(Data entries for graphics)
►

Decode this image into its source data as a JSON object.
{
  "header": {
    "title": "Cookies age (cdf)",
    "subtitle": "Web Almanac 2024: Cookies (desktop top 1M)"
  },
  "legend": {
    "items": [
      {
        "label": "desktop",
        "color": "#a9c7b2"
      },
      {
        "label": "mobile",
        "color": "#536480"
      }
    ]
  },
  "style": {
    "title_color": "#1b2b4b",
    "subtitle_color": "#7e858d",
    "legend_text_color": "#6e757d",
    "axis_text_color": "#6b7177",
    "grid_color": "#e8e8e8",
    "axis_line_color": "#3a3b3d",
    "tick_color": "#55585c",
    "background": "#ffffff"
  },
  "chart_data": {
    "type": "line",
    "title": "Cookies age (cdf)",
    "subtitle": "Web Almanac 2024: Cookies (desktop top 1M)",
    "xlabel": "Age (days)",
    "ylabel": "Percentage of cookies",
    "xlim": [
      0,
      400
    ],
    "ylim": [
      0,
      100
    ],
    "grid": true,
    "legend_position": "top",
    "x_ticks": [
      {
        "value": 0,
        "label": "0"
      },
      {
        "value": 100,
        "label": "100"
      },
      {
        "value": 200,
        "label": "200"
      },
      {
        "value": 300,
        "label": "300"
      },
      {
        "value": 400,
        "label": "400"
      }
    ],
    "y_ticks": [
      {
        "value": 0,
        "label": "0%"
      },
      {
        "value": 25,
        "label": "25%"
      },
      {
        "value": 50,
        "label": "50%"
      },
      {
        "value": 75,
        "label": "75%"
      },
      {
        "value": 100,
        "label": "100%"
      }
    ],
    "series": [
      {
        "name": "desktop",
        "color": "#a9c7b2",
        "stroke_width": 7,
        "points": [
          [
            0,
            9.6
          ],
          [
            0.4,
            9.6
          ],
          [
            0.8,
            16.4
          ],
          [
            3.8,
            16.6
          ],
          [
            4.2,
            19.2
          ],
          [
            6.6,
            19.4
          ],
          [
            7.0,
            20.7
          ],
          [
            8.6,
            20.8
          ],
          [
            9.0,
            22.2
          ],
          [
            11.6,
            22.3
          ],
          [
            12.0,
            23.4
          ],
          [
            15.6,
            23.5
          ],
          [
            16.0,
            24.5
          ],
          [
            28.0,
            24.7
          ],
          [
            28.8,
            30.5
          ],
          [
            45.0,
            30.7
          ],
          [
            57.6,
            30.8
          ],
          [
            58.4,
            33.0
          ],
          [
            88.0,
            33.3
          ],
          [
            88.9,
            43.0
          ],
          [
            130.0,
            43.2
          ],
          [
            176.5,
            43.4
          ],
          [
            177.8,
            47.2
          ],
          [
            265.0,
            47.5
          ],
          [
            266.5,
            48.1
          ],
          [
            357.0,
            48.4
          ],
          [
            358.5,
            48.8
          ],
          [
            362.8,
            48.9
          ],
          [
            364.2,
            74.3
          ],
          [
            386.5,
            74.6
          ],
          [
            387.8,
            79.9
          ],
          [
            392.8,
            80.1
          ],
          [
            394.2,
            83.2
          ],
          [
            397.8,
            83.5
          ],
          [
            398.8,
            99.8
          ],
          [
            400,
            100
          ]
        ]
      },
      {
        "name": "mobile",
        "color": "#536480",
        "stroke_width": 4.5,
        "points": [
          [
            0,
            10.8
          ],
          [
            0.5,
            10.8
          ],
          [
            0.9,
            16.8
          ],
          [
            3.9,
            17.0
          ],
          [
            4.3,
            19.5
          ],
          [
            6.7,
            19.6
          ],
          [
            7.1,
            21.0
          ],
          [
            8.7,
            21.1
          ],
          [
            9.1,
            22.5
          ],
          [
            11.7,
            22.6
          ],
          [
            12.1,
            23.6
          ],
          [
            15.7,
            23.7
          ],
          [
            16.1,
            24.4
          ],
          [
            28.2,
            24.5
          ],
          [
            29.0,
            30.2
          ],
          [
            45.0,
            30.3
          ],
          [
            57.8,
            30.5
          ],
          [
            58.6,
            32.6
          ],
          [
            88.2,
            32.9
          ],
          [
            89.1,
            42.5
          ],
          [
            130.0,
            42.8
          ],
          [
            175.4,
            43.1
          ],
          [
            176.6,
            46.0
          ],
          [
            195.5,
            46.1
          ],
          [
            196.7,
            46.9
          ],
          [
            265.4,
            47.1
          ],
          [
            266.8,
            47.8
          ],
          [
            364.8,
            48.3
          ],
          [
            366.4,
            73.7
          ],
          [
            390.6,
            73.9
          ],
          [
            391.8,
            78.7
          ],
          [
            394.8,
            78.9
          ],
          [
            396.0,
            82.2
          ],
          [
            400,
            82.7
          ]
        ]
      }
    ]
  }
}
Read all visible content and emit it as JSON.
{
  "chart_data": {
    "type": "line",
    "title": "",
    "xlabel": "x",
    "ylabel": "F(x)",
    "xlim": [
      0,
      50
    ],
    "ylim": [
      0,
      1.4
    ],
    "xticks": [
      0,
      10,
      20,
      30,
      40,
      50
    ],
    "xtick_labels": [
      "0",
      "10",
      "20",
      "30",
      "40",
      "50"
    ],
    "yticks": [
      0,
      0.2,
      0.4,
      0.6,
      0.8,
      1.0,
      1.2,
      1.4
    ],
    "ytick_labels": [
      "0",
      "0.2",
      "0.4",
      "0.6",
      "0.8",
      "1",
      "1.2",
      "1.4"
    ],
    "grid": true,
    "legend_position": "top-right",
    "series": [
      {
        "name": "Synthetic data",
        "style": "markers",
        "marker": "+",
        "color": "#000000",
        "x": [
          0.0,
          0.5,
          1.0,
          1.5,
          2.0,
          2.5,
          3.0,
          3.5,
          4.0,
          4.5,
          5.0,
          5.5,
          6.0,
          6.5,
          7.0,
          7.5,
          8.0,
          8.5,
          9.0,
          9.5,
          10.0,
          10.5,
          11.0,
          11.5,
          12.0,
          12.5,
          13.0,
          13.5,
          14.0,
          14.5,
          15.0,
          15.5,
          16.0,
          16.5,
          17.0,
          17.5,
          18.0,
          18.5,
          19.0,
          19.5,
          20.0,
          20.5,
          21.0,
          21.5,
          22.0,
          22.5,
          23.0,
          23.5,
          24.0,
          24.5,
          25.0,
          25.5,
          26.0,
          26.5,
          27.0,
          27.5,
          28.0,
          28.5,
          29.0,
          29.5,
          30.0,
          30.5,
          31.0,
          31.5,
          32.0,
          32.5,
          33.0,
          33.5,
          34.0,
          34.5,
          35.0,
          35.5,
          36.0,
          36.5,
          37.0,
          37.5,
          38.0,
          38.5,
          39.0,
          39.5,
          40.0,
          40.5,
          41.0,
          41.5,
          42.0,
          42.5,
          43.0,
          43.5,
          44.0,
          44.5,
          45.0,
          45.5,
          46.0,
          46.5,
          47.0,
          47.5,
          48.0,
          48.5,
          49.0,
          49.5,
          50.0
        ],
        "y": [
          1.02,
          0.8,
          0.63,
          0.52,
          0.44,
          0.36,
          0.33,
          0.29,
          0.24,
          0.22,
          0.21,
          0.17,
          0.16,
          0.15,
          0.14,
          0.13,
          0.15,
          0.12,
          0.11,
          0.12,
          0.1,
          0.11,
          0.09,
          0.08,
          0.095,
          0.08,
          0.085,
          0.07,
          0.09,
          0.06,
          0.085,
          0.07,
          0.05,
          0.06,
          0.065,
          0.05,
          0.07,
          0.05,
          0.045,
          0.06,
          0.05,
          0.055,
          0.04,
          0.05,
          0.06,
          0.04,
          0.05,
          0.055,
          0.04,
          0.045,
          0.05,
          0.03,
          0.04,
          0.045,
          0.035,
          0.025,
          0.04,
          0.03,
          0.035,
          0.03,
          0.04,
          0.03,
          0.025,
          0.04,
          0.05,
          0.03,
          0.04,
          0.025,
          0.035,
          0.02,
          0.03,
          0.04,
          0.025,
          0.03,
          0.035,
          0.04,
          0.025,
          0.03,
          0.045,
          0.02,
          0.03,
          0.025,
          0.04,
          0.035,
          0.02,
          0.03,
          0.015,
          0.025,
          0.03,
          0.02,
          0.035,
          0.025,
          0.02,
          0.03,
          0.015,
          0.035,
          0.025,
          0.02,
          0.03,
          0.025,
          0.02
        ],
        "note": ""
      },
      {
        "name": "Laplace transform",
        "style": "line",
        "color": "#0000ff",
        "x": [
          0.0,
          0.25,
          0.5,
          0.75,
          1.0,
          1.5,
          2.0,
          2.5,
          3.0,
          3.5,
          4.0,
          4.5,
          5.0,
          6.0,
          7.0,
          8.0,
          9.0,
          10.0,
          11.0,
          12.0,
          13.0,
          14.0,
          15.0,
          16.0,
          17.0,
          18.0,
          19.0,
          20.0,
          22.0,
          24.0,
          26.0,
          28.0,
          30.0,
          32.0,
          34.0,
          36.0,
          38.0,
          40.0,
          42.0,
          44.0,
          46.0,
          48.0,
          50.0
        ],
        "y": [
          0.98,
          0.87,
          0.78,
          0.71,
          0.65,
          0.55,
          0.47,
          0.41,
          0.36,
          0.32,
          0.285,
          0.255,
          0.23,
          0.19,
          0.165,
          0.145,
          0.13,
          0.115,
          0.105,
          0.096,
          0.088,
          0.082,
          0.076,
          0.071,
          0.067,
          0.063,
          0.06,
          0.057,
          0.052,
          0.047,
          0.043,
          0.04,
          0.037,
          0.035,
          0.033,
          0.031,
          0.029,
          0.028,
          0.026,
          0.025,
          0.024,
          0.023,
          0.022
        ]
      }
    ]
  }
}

◄

Return the lines of the records that include the string "name".

        "name": "desktop",
        "name": "mobile",
        "name": "Synthetic data",
        "name": "Laplace transform",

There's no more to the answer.